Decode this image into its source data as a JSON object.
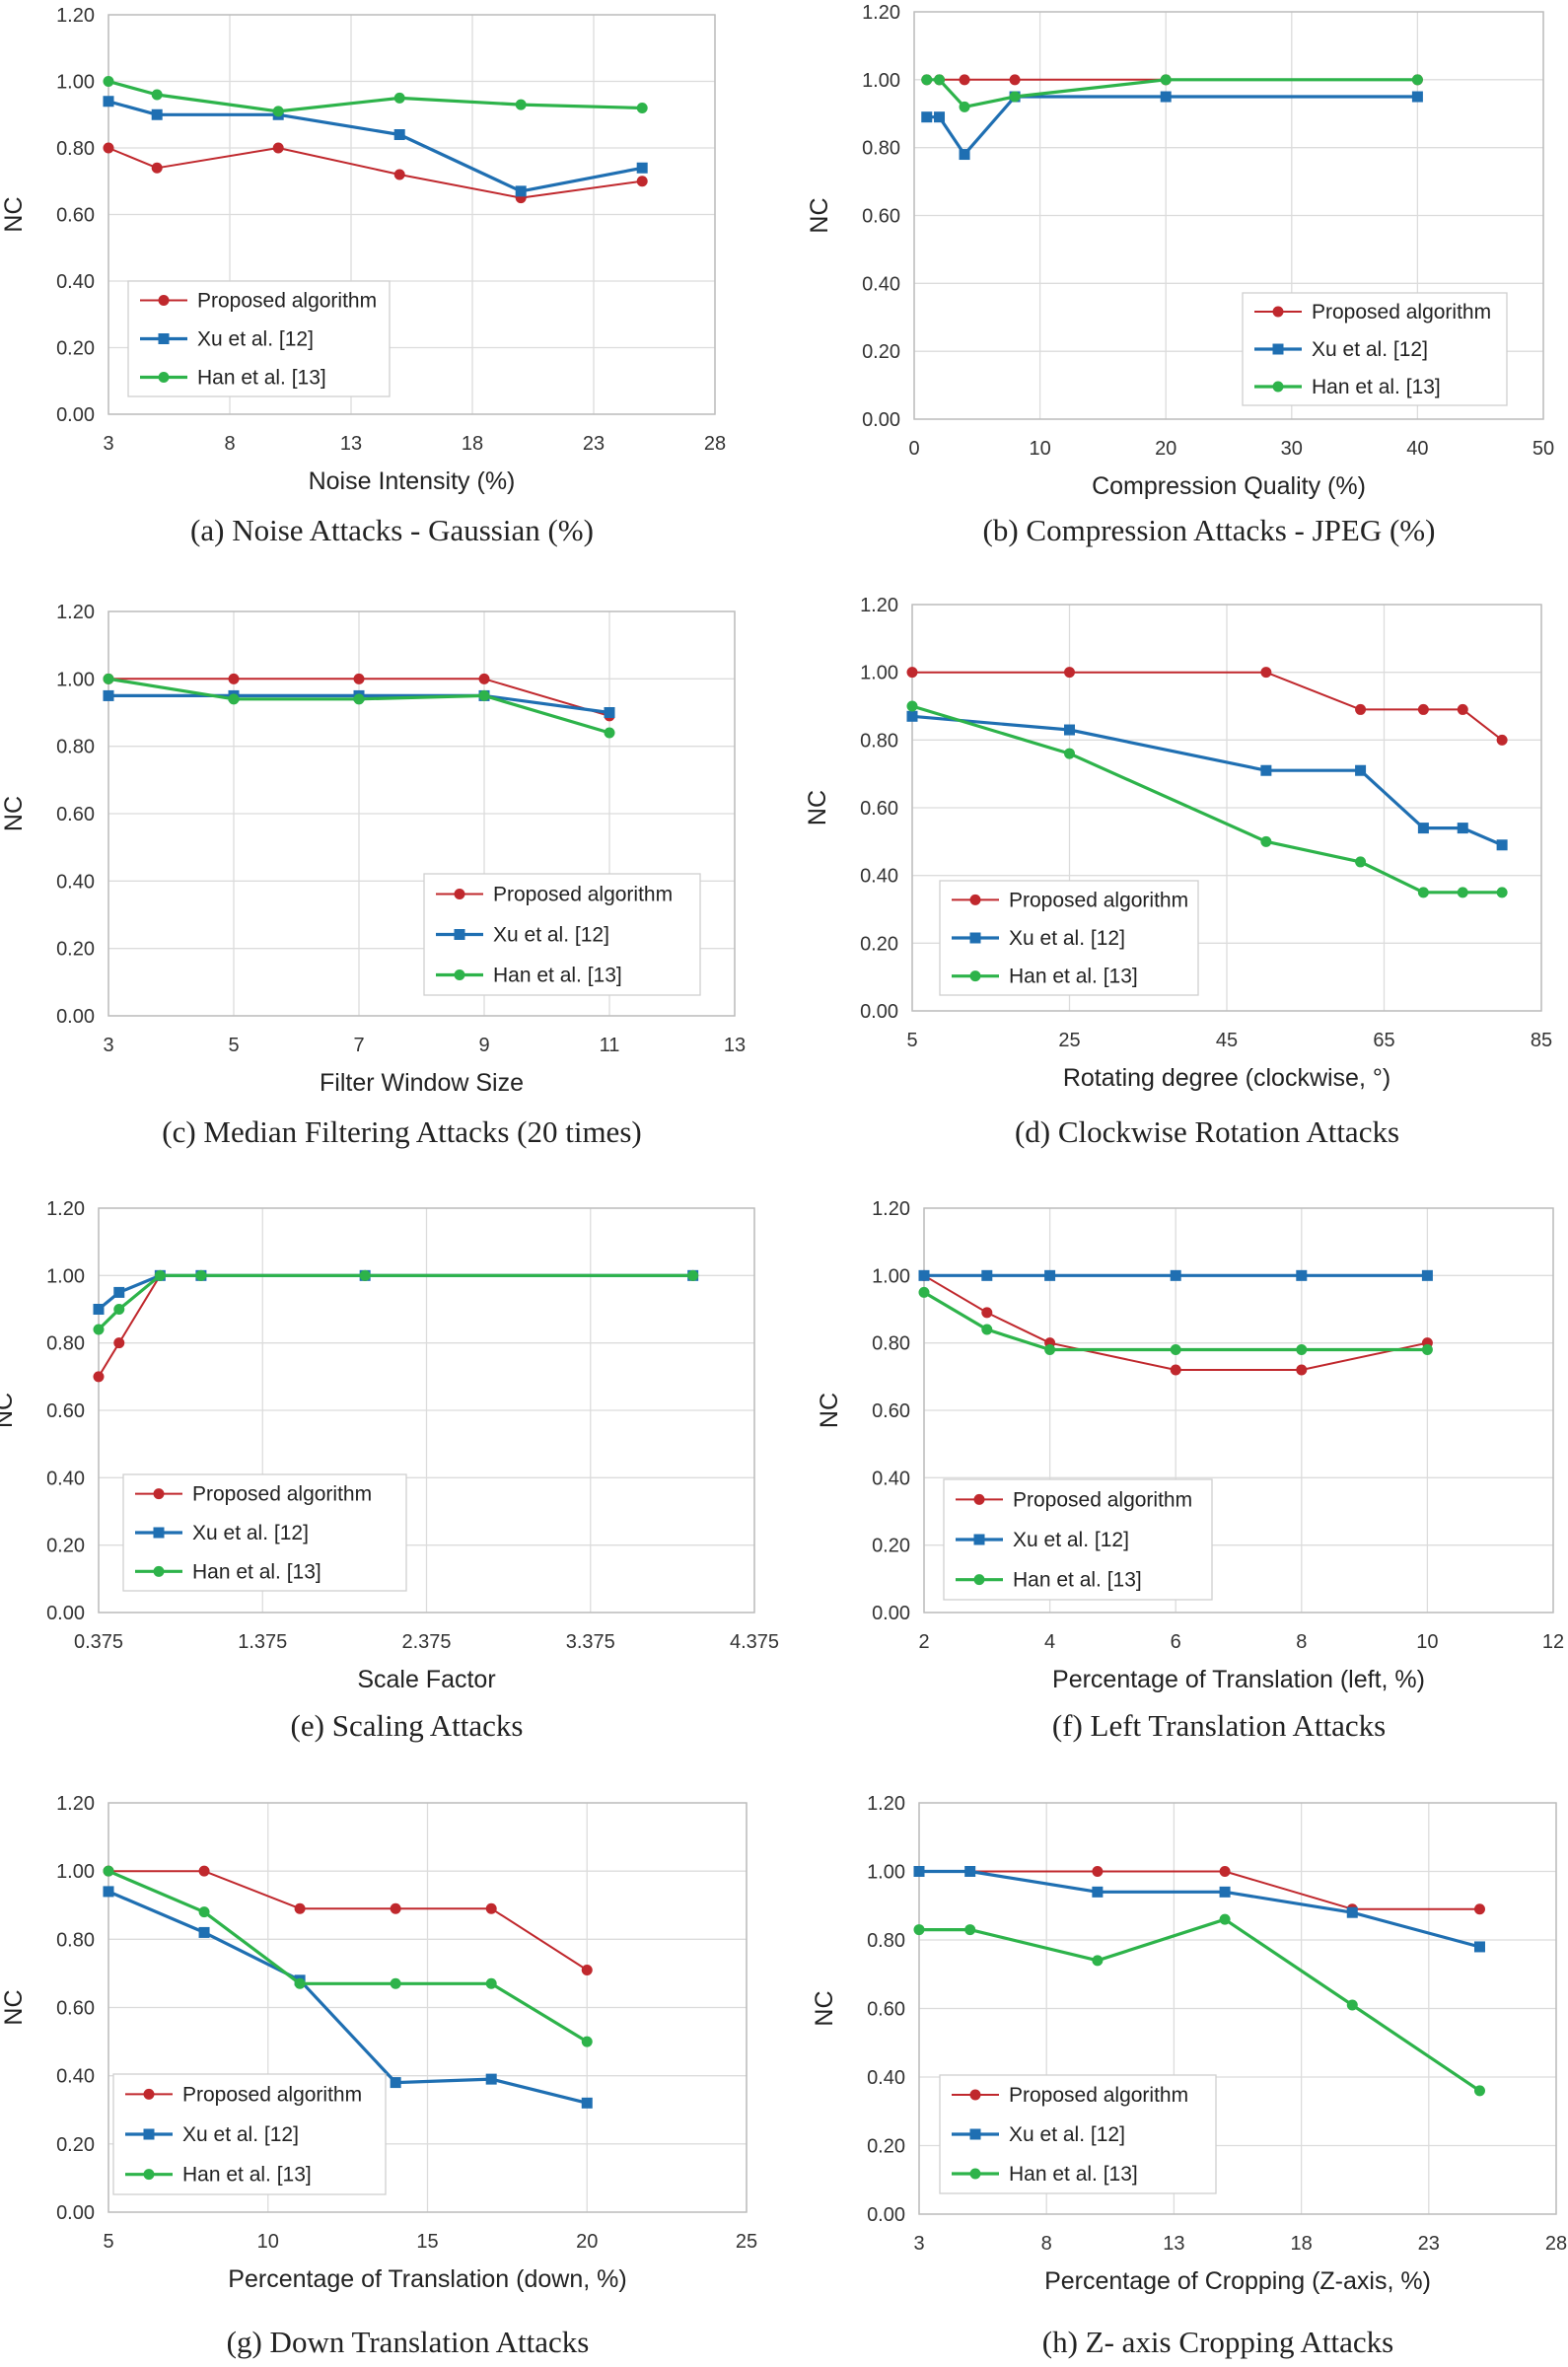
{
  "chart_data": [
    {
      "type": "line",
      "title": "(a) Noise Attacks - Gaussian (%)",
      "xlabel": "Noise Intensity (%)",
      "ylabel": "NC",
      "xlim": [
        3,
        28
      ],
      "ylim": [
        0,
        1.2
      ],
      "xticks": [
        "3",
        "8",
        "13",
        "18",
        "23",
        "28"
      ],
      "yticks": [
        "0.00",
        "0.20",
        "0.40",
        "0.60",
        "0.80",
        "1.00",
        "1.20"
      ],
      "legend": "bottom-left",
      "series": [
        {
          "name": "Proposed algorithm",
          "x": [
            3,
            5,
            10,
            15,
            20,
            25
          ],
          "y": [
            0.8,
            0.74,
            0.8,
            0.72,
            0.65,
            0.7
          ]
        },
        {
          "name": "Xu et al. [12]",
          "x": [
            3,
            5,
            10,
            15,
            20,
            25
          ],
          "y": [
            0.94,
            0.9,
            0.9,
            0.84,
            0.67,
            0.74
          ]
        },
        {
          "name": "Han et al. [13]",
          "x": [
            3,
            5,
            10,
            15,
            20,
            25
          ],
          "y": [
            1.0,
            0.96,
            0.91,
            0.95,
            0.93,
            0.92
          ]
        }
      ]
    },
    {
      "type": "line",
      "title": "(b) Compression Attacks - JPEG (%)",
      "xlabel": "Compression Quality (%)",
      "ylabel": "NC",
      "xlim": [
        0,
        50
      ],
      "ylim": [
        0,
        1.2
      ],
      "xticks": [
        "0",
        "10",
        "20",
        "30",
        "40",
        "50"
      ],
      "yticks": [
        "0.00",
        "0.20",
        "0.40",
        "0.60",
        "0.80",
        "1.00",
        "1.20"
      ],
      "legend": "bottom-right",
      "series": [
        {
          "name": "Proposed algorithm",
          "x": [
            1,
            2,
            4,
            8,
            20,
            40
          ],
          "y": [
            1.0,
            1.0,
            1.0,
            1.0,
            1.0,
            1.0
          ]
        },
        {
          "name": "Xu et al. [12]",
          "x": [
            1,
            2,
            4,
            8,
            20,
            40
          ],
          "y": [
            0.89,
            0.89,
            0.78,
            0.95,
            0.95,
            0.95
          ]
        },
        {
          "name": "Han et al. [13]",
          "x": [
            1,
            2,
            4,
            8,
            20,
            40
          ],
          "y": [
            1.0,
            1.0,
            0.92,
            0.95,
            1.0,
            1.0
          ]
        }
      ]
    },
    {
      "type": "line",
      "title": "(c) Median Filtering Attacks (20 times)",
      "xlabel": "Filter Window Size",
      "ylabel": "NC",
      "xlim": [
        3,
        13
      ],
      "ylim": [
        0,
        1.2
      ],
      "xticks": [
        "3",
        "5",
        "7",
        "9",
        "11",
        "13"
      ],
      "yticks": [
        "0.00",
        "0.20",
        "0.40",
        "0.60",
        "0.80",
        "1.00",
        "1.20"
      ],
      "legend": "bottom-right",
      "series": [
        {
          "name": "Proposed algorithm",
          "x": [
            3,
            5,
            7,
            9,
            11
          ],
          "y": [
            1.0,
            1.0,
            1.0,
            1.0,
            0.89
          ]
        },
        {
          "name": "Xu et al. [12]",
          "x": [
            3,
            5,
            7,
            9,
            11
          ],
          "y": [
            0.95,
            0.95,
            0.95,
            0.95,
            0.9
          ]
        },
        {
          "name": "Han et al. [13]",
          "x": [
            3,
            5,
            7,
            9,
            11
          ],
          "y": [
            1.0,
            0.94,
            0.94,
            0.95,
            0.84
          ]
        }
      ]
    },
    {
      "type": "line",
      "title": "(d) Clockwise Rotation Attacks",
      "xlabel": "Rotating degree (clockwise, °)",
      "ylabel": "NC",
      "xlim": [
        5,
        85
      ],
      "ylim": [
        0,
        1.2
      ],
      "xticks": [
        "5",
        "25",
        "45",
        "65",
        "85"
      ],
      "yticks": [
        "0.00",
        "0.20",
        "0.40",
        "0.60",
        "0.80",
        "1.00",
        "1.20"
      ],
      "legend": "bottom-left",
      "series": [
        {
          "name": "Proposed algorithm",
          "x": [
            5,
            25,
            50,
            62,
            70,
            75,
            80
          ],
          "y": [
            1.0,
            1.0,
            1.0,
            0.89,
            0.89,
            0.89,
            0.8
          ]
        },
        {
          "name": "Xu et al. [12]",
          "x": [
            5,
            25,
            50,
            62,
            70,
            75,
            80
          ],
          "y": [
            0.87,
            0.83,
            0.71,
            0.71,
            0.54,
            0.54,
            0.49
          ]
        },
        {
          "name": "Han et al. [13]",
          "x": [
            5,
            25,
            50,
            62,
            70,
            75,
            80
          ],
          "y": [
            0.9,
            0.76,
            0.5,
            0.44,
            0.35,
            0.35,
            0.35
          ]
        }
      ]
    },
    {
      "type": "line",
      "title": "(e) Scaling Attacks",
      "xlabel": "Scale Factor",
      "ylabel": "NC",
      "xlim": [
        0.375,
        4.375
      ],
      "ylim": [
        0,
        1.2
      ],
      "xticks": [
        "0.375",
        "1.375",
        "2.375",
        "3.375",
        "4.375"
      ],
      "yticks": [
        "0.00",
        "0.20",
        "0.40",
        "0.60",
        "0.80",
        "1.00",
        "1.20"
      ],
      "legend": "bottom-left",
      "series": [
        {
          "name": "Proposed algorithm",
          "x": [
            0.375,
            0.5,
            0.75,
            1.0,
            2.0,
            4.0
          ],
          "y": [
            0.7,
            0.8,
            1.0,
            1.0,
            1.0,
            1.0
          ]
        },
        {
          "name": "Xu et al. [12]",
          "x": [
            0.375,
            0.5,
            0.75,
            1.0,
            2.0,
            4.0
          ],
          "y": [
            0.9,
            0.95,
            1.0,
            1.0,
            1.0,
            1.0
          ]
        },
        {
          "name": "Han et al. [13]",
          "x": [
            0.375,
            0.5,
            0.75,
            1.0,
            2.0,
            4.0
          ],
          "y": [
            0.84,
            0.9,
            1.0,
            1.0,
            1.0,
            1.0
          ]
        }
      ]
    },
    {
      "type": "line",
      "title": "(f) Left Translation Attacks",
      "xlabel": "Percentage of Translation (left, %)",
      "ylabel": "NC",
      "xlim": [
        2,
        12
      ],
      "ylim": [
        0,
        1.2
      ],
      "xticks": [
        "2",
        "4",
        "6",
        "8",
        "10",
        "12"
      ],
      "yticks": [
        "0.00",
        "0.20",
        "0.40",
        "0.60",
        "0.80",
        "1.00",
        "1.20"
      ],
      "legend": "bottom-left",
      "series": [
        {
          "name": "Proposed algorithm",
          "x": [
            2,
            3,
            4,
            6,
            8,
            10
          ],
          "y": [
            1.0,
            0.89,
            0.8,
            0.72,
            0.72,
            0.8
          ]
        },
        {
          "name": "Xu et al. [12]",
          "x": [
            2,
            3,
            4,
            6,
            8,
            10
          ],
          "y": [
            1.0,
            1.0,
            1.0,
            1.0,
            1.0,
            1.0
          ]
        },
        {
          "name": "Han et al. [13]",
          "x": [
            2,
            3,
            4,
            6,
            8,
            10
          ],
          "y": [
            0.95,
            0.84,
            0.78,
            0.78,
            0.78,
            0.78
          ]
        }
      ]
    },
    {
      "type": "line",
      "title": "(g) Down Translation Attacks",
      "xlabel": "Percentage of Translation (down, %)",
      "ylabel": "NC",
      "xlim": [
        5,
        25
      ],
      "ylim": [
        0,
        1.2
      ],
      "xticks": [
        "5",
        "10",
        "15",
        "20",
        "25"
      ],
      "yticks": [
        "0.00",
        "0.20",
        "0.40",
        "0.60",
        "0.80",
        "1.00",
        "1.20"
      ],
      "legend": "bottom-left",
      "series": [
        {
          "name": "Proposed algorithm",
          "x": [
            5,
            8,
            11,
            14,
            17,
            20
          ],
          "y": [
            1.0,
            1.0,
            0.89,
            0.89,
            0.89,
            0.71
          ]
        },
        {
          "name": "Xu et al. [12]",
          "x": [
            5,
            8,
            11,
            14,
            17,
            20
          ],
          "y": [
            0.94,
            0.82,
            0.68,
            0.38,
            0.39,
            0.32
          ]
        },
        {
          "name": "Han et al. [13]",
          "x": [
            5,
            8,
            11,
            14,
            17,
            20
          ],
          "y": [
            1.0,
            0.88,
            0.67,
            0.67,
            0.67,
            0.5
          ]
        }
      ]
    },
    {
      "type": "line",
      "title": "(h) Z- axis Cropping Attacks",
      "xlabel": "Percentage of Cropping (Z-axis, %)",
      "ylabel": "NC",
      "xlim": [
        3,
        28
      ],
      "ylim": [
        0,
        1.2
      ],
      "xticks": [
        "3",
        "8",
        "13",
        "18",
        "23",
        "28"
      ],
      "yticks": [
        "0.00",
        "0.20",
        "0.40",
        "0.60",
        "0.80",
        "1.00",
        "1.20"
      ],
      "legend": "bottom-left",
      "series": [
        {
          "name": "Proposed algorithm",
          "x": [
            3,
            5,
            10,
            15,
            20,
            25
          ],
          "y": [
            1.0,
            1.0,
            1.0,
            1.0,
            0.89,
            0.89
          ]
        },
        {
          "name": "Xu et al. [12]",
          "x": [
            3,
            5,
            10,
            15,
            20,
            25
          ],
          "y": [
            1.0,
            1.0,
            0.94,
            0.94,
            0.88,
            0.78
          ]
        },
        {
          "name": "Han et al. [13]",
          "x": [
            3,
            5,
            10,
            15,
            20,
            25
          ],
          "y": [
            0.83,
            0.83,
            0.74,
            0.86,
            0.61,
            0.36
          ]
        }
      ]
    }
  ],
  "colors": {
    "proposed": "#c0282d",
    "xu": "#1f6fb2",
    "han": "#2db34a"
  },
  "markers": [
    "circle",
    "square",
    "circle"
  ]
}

==

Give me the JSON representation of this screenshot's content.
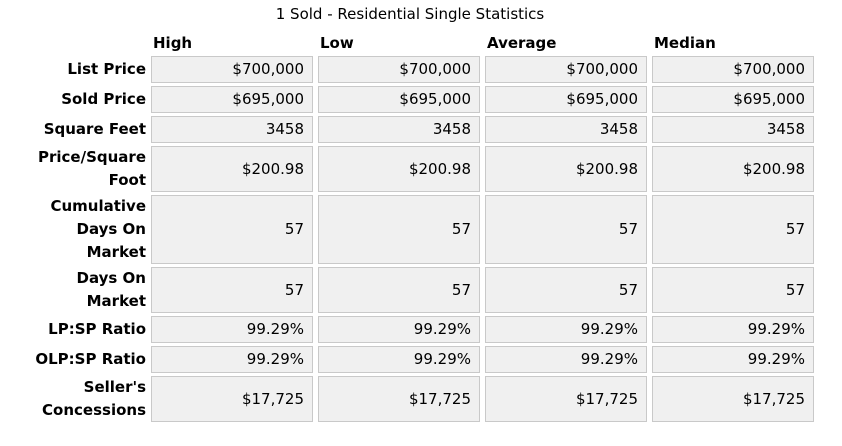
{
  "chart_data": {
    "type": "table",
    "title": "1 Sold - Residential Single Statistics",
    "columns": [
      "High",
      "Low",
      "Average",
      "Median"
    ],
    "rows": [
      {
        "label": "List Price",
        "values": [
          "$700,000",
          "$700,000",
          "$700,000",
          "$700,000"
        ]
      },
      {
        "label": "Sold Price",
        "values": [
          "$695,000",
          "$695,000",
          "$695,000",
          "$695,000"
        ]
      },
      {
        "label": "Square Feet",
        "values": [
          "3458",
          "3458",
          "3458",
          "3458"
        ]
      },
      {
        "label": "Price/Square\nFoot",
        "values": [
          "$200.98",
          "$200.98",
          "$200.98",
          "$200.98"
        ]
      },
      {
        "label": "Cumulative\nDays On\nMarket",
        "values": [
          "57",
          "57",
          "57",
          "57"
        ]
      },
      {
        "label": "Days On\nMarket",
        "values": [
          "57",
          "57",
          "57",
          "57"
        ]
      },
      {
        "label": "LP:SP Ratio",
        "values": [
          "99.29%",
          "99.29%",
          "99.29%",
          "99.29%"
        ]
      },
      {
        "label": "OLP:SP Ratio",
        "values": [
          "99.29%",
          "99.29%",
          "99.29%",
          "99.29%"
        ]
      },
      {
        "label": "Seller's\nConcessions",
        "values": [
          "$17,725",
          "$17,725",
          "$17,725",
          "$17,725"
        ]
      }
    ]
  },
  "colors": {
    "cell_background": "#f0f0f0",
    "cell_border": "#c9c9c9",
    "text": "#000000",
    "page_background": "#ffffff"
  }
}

» TO BE DONE: Extract every line above containing the word "JSON".

» TASK OUTPUT:
Decode this image into its source data as a JSON object.
Give me the JSON representation of this screenshot's content.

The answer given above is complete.